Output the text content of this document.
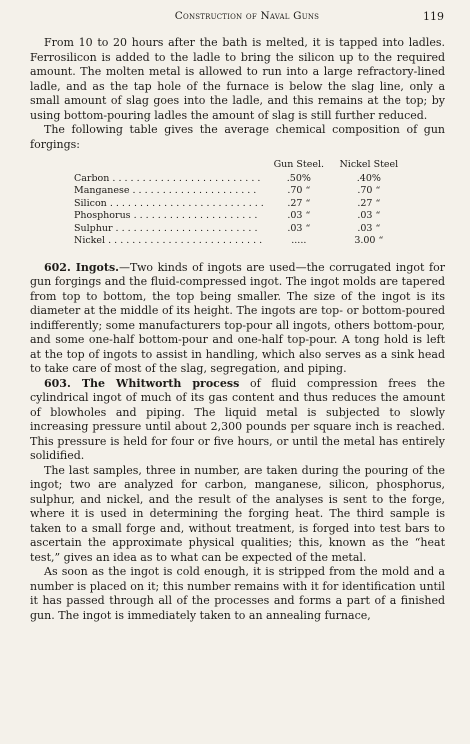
Construction of Naval Guns	119

From 10 to 20 hours after the bath is melted, it is tapped into ladles. Ferrosilicon is added to the ladle to bring the silicon up to the required amount. The molten metal is allowed to run into a large refractory-lined ladle, and as the tap hole of the furnace is below the slag line, only a small amount of slag goes into the ladle, and this remains at the top; by using bottom-pouring ladles the amount of slag is still further reduced.

The following table gives the average chemical composition of gun forgings:

	Gun Steel.	Nickel Steel
Carbon . . . . . . . . . . . . . . . . . . . . . . . . .	.50%	.40%
Manganese . . . . . . . . . . . . . . . . . . . . .	.70 “	.70 “
Silicon . . . . . . . . . . . . . . . . . . . . . . . . . .	.27 “	.27 “
Phosphorus . . . . . . . . . . . . . . . . . . . . .	.03 “	.03 “
Sulphur . . . . . . . . . . . . . . . . . . . . . . . .	.03 “	.03 “
Nickel . . . . . . . . . . . . . . . . . . . . . . . . . .	.....	3.00 “

602. Ingots.—Two kinds of ingots are used—the corrugated ingot for gun forgings and the fluid-compressed ingot. The ingot molds are tapered from top to bottom, the top being smaller. The size of the ingot is its diameter at the middle of its height. The ingots are top- or bottom-poured indifferently; some manufacturers top-pour all ingots, others bottom-pour, and some one-half bottom-pour and one-half top-pour. A tong hold is left at the top of ingots to assist in handling, which also serves as a sink head to take care of most of the slag, segregation, and piping.

603. The Whitworth process of fluid compression frees the cylindrical ingot of much of its gas content and thus reduces the amount of blowholes and piping. The liquid metal is subjected to slowly increasing pressure until about 2,300 pounds per square inch is reached. This pressure is held for four or five hours, or until the metal has entirely solidified.

The last samples, three in number, are taken during the pouring of the ingot; two are analyzed for carbon, manganese, silicon, phosphorus, sulphur, and nickel, and the result of the analyses is sent to the forge, where it is used in determining the forging heat. The third sample is taken to a small forge and, without treatment, is forged into test bars to ascertain the approximate physical qualities; this, known as the “heat test,” gives an idea as to what can be expected of the metal.

As soon as the ingot is cold enough, it is stripped from the mold and a number is placed on it; this number remains with it for identification until it has passed through all of the processes and forms a part of a finished gun. The ingot is immediately taken to an annealing furnace,
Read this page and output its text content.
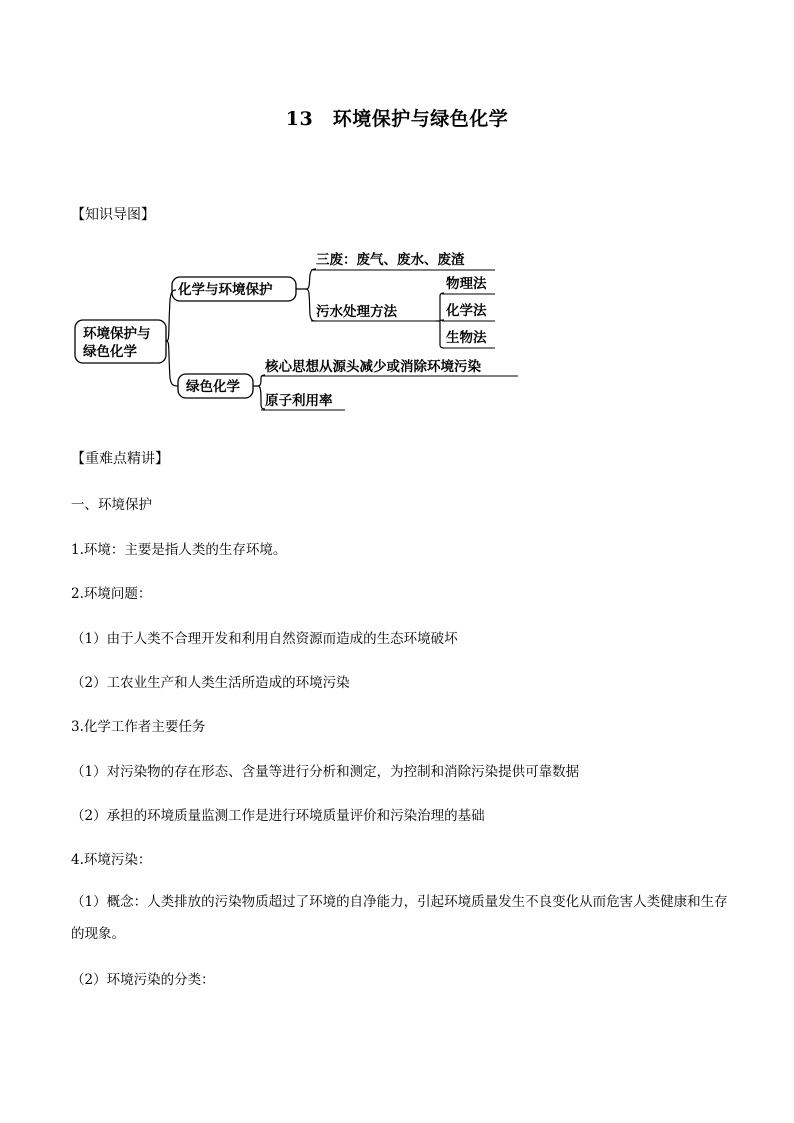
13　环境保护与绿色化学
【知识导图】
环境保护与
绿色化学
化学与环境保护
三废：废气、废水、废渣
污水处理方法
物理法
化学法
生物法
绿色化学
核心思想从源头减少或消除环境污染
原子利用率
【重难点精讲】
一、环境保护
1.环境：主要是指人类的生存环境。
2.环境问题：
（1）由于人类不合理开发和利用自然资源而造成的生态环境破坏
（2）工农业生产和人类生活所造成的环境污染
3.化学工作者主要任务
（1）对污染物的存在形态、含量等进行分析和测定，为控制和消除污染提供可靠数据
（2）承担的环境质量监测工作是进行环境质量评价和污染治理的基础
4.环境污染：
（1）概念：人类排放的污染物质超过了环境的自净能力，引起环境质量发生不良变化从而危害人类健康和生存的现象。
（2）环境污染的分类：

** Given task **
Transcribe every line from the records above without alteration, and leave out the images.

** Expected answer **
Output the text content of this document.
Construction of Naval Guns	119

From 10 to 20 hours after the bath is melted, it is tapped into ladles. Ferrosilicon is added to the ladle to bring the silicon up to the required amount. The molten metal is allowed to run into a large refractory-lined ladle, and as the tap hole of the furnace is below the slag line, only a small amount of slag goes into the ladle, and this remains at the top; by using bottom-pouring ladles the amount of slag is still further reduced.

The following table gives the average chemical composition of gun forgings:

	Gun Steel.	Nickel Steel
Carbon . . . . . . . . . . . . . . . . . . . . . . . . .	.50%	.40%
Manganese . . . . . . . . . . . . . . . . . . . . .	.70 “	.70 “
Silicon . . . . . . . . . . . . . . . . . . . . . . . . . .	.27 “	.27 “
Phosphorus . . . . . . . . . . . . . . . . . . . . .	.03 “	.03 “
Sulphur . . . . . . . . . . . . . . . . . . . . . . . .	.03 “	.03 “
Nickel . . . . . . . . . . . . . . . . . . . . . . . . . .	.....	3.00 “

602. Ingots.—Two kinds of ingots are used—the corrugated ingot for gun forgings and the fluid-compressed ingot. The ingot molds are tapered from top to bottom, the top being smaller. The size of the ingot is its diameter at the middle of its height. The ingots are top- or bottom-poured indifferently; some manufacturers top-pour all ingots, others bottom-pour, and some one-half bottom-pour and one-half top-pour. A tong hold is left at the top of ingots to assist in handling, which also serves as a sink head to take care of most of the slag, segregation, and piping.

603. The Whitworth process of fluid compression frees the cylindrical ingot of much of its gas content and thus reduces the amount of blowholes and piping. The liquid metal is subjected to slowly increasing pressure until about 2,300 pounds per square inch is reached. This pressure is held for four or five hours, or until the metal has entirely solidified.

The last samples, three in number, are taken during the pouring of the ingot; two are analyzed for carbon, manganese, silicon, phosphorus, sulphur, and nickel, and the result of the analyses is sent to the forge, where it is used in determining the forging heat. The third sample is taken to a small forge and, without treatment, is forged into test bars to ascertain the approximate physical qualities; this, known as the “heat test,” gives an idea as to what can be expected of the metal.

As soon as the ingot is cold enough, it is stripped from the mold and a number is placed on it; this number remains with it for identification until it has passed through all of the processes and forms a part of a finished gun. The ingot is immediately taken to an annealing furnace,
Read this page and output its text content.
13　环境保护与绿色化学
【知识导图】
环境保护与
绿色化学
化学与环境保护
三废：废气、废水、废渣
污水处理方法
物理法
化学法
生物法
绿色化学
核心思想从源头减少或消除环境污染
原子利用率
【重难点精讲】
一、环境保护
1.环境：主要是指人类的生存环境。
2.环境问题：
（1）由于人类不合理开发和利用自然资源而造成的生态环境破坏
（2）工农业生产和人类生活所造成的环境污染
3.化学工作者主要任务
（1）对污染物的存在形态、含量等进行分析和测定，为控制和消除污染提供可靠数据
（2）承担的环境质量监测工作是进行环境质量评价和污染治理的基础
4.环境污染：
（1）概念：人类排放的污染物质超过了环境的自净能力，引起环境质量发生不良变化从而危害人类健康和生存的现象。
（2）环境污染的分类：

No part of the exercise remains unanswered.